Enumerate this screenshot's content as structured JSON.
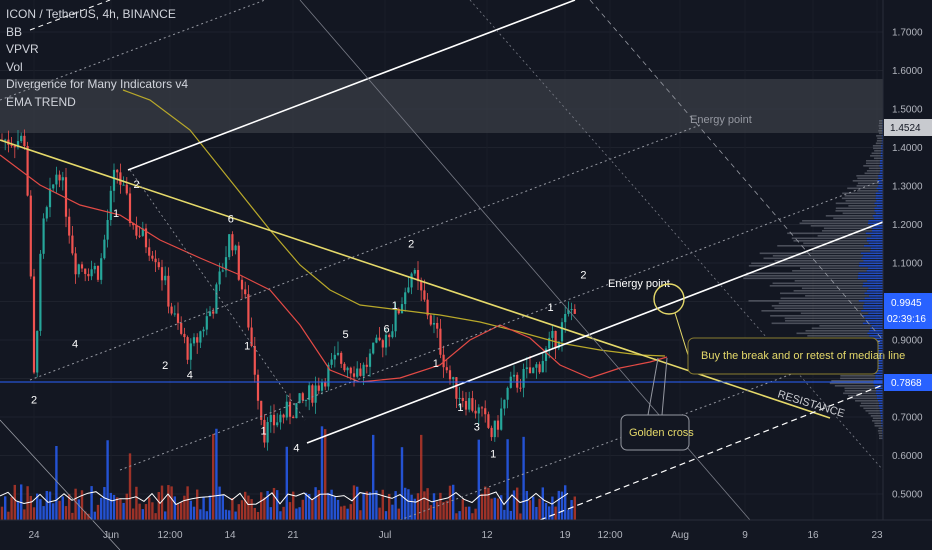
{
  "legend": {
    "symbol_line": "ICON / TetherUS, 4h, BINANCE",
    "indicators": [
      "BB",
      "VPVR",
      "Vol",
      "Divergence for Many Indicators v4",
      "EMA TREND"
    ]
  },
  "price_labels": {
    "current": "0.9945",
    "countdown": "02:39:16",
    "resistance_level": "1.4524",
    "support_level": "0.7868"
  },
  "annotations": {
    "energy_point_upper": "Energy point",
    "energy_point_lower": "Energy point",
    "buy_note": "Buy the break and or retest of median line",
    "golden_cross": "Golden cross",
    "resistance": "RESISTANCE"
  },
  "wave_labels": [
    {
      "text": "2",
      "date": "May 24",
      "price": 0.735
    },
    {
      "text": "4",
      "date": "May 29",
      "price": 0.88
    },
    {
      "text": "1",
      "date": "Jun 3",
      "price": 1.22
    },
    {
      "text": "2",
      "date": "Jun 5.5",
      "price": 1.295
    },
    {
      "text": "2",
      "date": "Jun 9",
      "price": 0.825
    },
    {
      "text": "4",
      "date": "Jun 12",
      "price": 0.8
    },
    {
      "text": "6",
      "date": "Jun 17",
      "price": 1.205
    },
    {
      "text": "1",
      "date": "Jun 19",
      "price": 0.875
    },
    {
      "text": "1",
      "date": "Jun 21",
      "price": 0.655
    },
    {
      "text": "4",
      "date": "Jun 25",
      "price": 0.61
    },
    {
      "text": "5",
      "date": "Jul 1",
      "price": 0.905
    },
    {
      "text": "6",
      "date": "Jul 6",
      "price": 0.92
    },
    {
      "text": "1",
      "date": "Jul 7",
      "price": 0.98
    },
    {
      "text": "2",
      "date": "Jul 9",
      "price": 1.14
    },
    {
      "text": "1",
      "date": "Jul 12",
      "price": 0.83
    },
    {
      "text": "1",
      "date": "Jul 15",
      "price": 0.715
    },
    {
      "text": "3",
      "date": "Jul 17",
      "price": 0.665
    },
    {
      "text": "1",
      "date": "Jul 19",
      "price": 0.595
    },
    {
      "text": "1",
      "date": "Jul 26",
      "price": 0.975
    },
    {
      "text": "2",
      "date": "Jul 30",
      "price": 1.06
    }
  ],
  "colors": {
    "background": "#131722",
    "grid": "#2a2e39",
    "trendline_yellow": "#e5d96a",
    "channel_white": "#ffffff",
    "ema_red": "#e34a45",
    "ema_slow": "#b8a82a",
    "volume_up": "#2962ff",
    "volume_down": "#c0392b",
    "profile": "#787b86",
    "current_label": "#2962ff",
    "resistance_label": "#c8cacf"
  },
  "chart_data": {
    "type": "candlestick",
    "title": "ICON / TetherUS, 4h, BINANCE",
    "x_ticks": [
      "24",
      "Jun",
      "12:00",
      "7",
      "14",
      "21",
      "Jul",
      "12",
      "19",
      "12:00",
      "Aug",
      "9",
      "16",
      "23"
    ],
    "y_ticks": [
      "1.7000",
      "1.6000",
      "1.5000",
      "1.4000",
      "1.3000",
      "1.2000",
      "1.1000",
      "1.0000",
      "0.9000",
      "0.8000",
      "0.7000",
      "0.6000",
      "0.5000"
    ],
    "ylim": [
      0.45,
      1.78
    ],
    "price_path": [
      {
        "date": "May 23",
        "price": 1.42
      },
      {
        "date": "May 24",
        "price": 0.8
      },
      {
        "date": "May 25",
        "price": 1.18
      },
      {
        "date": "May 27",
        "price": 1.36
      },
      {
        "date": "May 29",
        "price": 1.1
      },
      {
        "date": "Jun 1",
        "price": 1.08
      },
      {
        "date": "Jun 3",
        "price": 1.35
      },
      {
        "date": "Jun 5",
        "price": 1.2
      },
      {
        "date": "Jun 8",
        "price": 1.12
      },
      {
        "date": "Jun 10",
        "price": 0.96
      },
      {
        "date": "Jun 12",
        "price": 0.86
      },
      {
        "date": "Jun 15",
        "price": 1.0
      },
      {
        "date": "Jun 17",
        "price": 1.18
      },
      {
        "date": "Jun 19",
        "price": 0.97
      },
      {
        "date": "Jun 21",
        "price": 0.66
      },
      {
        "date": "Jun 23",
        "price": 0.7
      },
      {
        "date": "Jun 26",
        "price": 0.74
      },
      {
        "date": "Jun 30",
        "price": 0.85
      },
      {
        "date": "Jul 3",
        "price": 0.82
      },
      {
        "date": "Jul 7",
        "price": 0.95
      },
      {
        "date": "Jul 9",
        "price": 1.08
      },
      {
        "date": "Jul 12",
        "price": 0.92
      },
      {
        "date": "Jul 14",
        "price": 0.78
      },
      {
        "date": "Jul 17",
        "price": 0.72
      },
      {
        "date": "Jul 19",
        "price": 0.65
      },
      {
        "date": "Jul 21",
        "price": 0.78
      },
      {
        "date": "Jul 24",
        "price": 0.82
      },
      {
        "date": "Jul 27",
        "price": 0.92
      },
      {
        "date": "Jul 29",
        "price": 0.9945
      }
    ],
    "resistance_zone": [
      1.4524,
      1.58
    ],
    "support_level": 0.7868,
    "current_price": 0.9945
  }
}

_ _ _ _

Find every line in the listing that holds the string "ICON", then say how many there are as a bare number.

### PROBLEM SOLUTION
2